**Part of a data file**
○ ○ ○ ○ ○ ○ ○

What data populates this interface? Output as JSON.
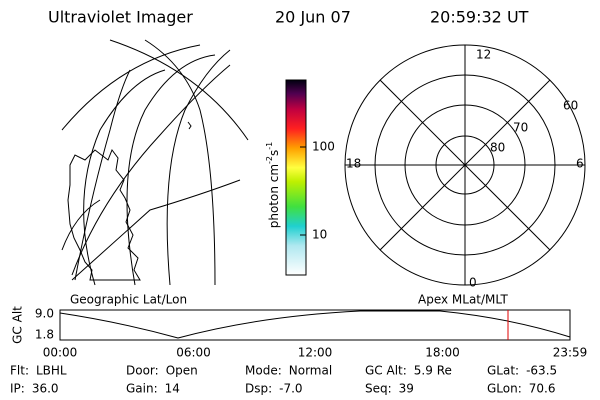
{
  "header": {
    "title": "Ultraviolet Imager",
    "date": "20 Jun 07",
    "time": "20:59:32 UT"
  },
  "colorbar": {
    "label": [
      "photon cm",
      "-2",
      "s",
      "-1"
    ],
    "ticks": [
      "100",
      "10"
    ]
  },
  "polar": {
    "mlt_labels": [
      "12",
      "6",
      "0",
      "18"
    ],
    "lat_labels": [
      "60",
      "70",
      "80"
    ]
  },
  "panel_labels": {
    "left": "Geographic Lat/Lon",
    "right": "Apex MLat/MLT"
  },
  "altitude": {
    "ylabel": "GC Alt",
    "yticks": [
      "9.0",
      "1.8"
    ],
    "xticks": [
      "00:00",
      "06:00",
      "12:00",
      "18:00",
      "23:59"
    ]
  },
  "footer": [
    [
      {
        "label": "Flt:",
        "value": "LBHL"
      },
      {
        "label": "Door:",
        "value": "Open"
      },
      {
        "label": "Mode:",
        "value": "Normal"
      },
      {
        "label": "GC Alt:",
        "value": "5.9 Re"
      },
      {
        "label": "GLat:",
        "value": "-63.5"
      }
    ],
    [
      {
        "label": "IP:",
        "value": "36.0"
      },
      {
        "label": "Gain:",
        "value": "14"
      },
      {
        "label": "Dsp:",
        "value": "-7.0"
      },
      {
        "label": "Seq:",
        "value": "39"
      },
      {
        "label": "GLon:",
        "value": "70.6"
      }
    ]
  ]
}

○ ○ ○ ○ ○ ○ ○

**YOUR TASK**
Your answer should be only the number of lines that hold the word "value".

**THE RESULT**
10